## [SET PROBLEM]
Return each line holding the string "symbol".

┏━━

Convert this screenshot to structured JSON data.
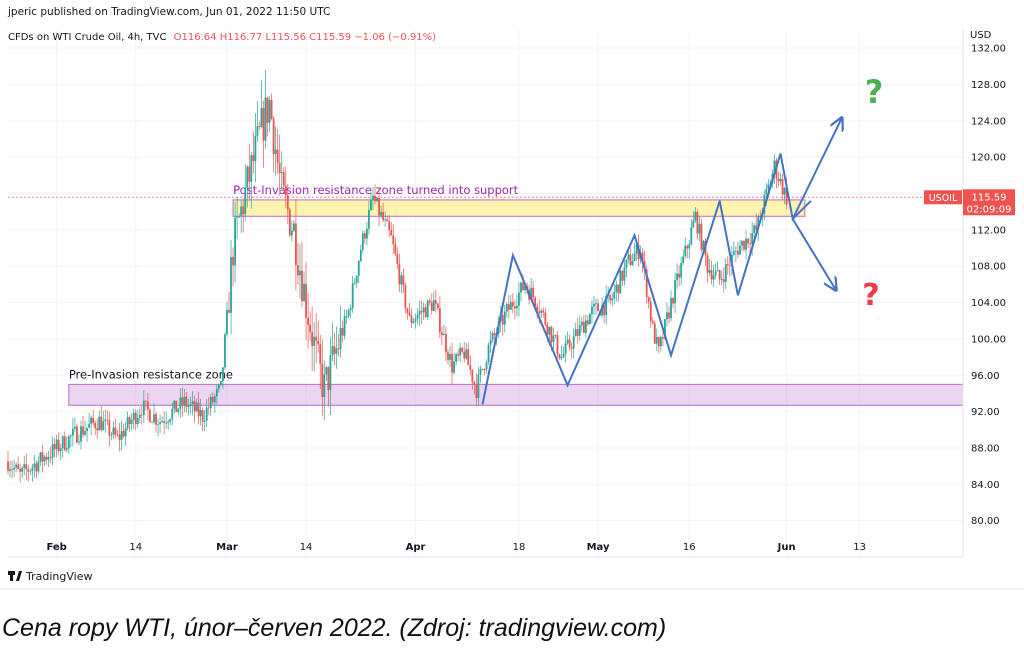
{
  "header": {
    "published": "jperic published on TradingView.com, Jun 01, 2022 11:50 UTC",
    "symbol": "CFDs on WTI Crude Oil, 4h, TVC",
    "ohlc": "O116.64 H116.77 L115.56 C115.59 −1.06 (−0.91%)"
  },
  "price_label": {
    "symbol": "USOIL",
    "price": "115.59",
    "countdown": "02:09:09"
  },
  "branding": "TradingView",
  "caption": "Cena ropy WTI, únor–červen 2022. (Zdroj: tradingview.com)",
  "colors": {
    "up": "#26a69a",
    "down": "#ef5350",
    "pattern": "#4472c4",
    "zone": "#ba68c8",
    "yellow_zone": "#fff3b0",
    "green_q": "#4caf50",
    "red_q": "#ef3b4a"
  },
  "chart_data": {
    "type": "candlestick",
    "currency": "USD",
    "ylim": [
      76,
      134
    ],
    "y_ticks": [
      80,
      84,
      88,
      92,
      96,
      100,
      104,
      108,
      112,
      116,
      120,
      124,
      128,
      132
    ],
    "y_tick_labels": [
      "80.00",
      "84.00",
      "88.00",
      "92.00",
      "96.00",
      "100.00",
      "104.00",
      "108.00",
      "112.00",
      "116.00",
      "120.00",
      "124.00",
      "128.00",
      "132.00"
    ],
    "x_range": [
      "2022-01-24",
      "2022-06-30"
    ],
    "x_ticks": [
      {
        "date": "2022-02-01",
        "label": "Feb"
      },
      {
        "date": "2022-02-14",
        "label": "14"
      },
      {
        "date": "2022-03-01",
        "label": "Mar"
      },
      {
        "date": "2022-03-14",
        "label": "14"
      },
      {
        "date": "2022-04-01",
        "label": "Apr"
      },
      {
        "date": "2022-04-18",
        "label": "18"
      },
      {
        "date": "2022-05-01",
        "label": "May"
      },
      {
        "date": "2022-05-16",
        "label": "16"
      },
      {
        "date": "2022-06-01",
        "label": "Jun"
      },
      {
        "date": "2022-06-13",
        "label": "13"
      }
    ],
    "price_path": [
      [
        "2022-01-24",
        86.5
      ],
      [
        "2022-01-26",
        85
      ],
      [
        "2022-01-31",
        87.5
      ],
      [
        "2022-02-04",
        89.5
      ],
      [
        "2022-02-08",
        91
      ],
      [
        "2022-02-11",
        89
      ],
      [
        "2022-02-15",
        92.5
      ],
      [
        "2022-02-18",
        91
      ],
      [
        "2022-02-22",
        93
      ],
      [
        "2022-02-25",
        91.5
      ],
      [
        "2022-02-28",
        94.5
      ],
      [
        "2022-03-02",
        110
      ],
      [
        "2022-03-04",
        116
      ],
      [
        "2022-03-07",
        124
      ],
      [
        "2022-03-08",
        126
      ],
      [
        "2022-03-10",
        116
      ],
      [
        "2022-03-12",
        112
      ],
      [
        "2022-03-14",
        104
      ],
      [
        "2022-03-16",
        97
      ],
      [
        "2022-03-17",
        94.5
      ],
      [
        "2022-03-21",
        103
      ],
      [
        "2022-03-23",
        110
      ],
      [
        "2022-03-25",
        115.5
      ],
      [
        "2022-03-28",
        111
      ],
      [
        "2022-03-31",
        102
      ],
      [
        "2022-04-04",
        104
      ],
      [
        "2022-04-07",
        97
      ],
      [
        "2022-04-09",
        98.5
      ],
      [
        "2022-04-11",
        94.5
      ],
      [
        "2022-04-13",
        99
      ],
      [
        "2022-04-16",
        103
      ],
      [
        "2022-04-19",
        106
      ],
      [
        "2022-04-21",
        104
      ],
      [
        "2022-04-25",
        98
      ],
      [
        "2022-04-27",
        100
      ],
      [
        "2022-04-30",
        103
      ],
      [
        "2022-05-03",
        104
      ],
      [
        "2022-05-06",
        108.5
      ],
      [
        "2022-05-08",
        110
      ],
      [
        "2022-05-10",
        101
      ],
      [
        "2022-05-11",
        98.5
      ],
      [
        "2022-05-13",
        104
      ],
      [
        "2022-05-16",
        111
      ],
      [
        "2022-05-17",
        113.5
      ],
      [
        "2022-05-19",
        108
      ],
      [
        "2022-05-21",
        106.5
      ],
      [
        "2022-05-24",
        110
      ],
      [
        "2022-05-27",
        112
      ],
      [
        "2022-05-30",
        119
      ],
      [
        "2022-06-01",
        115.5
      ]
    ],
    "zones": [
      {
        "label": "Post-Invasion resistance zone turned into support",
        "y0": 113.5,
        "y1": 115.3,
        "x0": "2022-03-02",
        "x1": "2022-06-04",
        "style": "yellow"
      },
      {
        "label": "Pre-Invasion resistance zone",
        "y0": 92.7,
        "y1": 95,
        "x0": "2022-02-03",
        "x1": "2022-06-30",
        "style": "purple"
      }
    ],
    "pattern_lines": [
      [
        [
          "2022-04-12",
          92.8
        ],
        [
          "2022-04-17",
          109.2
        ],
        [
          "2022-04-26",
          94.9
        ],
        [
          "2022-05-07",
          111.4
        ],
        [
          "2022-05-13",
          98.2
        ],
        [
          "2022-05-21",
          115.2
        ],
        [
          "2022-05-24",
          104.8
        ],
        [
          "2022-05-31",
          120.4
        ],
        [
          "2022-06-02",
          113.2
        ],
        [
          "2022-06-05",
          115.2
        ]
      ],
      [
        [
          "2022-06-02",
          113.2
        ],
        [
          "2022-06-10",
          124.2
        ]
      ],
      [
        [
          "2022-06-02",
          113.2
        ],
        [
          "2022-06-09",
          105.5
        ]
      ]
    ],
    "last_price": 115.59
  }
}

┗━━

## [SOLUTION]
    "symbol": "CFDs on WTI Crude Oil, 4h, TVC",
    "symbol": "USOIL",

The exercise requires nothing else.